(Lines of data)
<<<<
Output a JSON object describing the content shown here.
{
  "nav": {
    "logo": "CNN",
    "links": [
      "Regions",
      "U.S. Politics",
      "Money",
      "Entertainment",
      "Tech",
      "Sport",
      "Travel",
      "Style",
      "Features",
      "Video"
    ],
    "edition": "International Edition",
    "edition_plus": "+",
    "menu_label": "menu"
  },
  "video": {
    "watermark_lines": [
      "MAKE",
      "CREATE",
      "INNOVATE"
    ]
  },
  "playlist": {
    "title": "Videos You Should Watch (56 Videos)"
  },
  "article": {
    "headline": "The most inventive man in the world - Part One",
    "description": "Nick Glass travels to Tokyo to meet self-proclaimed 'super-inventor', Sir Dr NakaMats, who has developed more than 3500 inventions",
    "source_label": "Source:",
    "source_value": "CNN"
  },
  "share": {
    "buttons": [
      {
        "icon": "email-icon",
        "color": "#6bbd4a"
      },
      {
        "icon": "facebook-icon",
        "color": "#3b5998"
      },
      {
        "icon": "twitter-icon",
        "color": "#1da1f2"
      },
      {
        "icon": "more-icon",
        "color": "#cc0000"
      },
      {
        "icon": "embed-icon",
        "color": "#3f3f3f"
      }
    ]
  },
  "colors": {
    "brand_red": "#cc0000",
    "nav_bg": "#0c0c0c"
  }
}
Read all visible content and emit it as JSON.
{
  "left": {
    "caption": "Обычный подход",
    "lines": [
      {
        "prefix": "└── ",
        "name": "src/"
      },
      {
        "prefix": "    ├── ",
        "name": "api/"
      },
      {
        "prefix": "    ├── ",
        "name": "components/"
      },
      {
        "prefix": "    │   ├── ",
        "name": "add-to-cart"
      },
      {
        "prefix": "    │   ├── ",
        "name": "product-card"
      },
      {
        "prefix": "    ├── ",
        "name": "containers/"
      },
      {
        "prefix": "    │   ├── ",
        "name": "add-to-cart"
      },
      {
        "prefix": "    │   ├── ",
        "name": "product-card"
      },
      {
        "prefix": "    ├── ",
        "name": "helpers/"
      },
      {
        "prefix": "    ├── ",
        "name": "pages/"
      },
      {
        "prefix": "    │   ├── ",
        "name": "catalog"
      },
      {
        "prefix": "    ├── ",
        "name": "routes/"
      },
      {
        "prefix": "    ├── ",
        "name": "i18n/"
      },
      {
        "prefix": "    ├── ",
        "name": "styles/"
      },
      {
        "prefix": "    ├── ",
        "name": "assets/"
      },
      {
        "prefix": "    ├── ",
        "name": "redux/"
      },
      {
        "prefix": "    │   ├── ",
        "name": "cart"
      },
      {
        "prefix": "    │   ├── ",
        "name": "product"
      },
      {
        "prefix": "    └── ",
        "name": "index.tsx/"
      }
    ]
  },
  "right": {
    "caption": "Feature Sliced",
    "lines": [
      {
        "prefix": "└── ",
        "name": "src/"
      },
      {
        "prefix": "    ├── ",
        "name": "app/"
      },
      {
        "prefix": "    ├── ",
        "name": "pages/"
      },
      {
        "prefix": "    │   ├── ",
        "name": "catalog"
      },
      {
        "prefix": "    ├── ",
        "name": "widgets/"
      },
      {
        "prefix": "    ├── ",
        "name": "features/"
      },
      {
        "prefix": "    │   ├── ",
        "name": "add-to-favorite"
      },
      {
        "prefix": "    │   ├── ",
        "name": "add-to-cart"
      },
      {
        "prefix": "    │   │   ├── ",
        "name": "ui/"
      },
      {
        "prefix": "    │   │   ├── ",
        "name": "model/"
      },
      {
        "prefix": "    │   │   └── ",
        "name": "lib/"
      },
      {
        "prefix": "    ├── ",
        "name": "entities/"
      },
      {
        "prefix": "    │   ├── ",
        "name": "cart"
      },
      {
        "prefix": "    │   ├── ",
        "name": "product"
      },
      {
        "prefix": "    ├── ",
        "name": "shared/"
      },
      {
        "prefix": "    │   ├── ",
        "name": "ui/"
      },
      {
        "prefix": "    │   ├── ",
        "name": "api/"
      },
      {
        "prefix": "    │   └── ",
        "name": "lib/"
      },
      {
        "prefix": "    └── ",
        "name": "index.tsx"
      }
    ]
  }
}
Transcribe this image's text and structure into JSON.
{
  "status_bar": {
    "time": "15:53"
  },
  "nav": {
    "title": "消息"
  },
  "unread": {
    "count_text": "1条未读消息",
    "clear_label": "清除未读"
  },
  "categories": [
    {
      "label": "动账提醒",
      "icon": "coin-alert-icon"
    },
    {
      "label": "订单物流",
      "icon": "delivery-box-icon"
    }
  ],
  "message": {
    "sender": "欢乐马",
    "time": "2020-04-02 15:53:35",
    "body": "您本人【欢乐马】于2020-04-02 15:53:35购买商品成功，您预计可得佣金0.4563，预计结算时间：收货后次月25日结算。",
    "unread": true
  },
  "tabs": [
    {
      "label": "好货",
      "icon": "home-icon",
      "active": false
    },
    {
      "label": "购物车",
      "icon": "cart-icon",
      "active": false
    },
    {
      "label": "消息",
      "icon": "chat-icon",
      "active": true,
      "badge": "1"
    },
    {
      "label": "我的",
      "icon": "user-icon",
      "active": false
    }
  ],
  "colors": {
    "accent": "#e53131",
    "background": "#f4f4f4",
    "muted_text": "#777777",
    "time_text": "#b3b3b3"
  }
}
>>>>
AIM — Copy every line of the records above that holds the word "caption".

PROBLEM SOLUTION —
    "caption": "Обычный подход",
    "caption": "Feature Sliced",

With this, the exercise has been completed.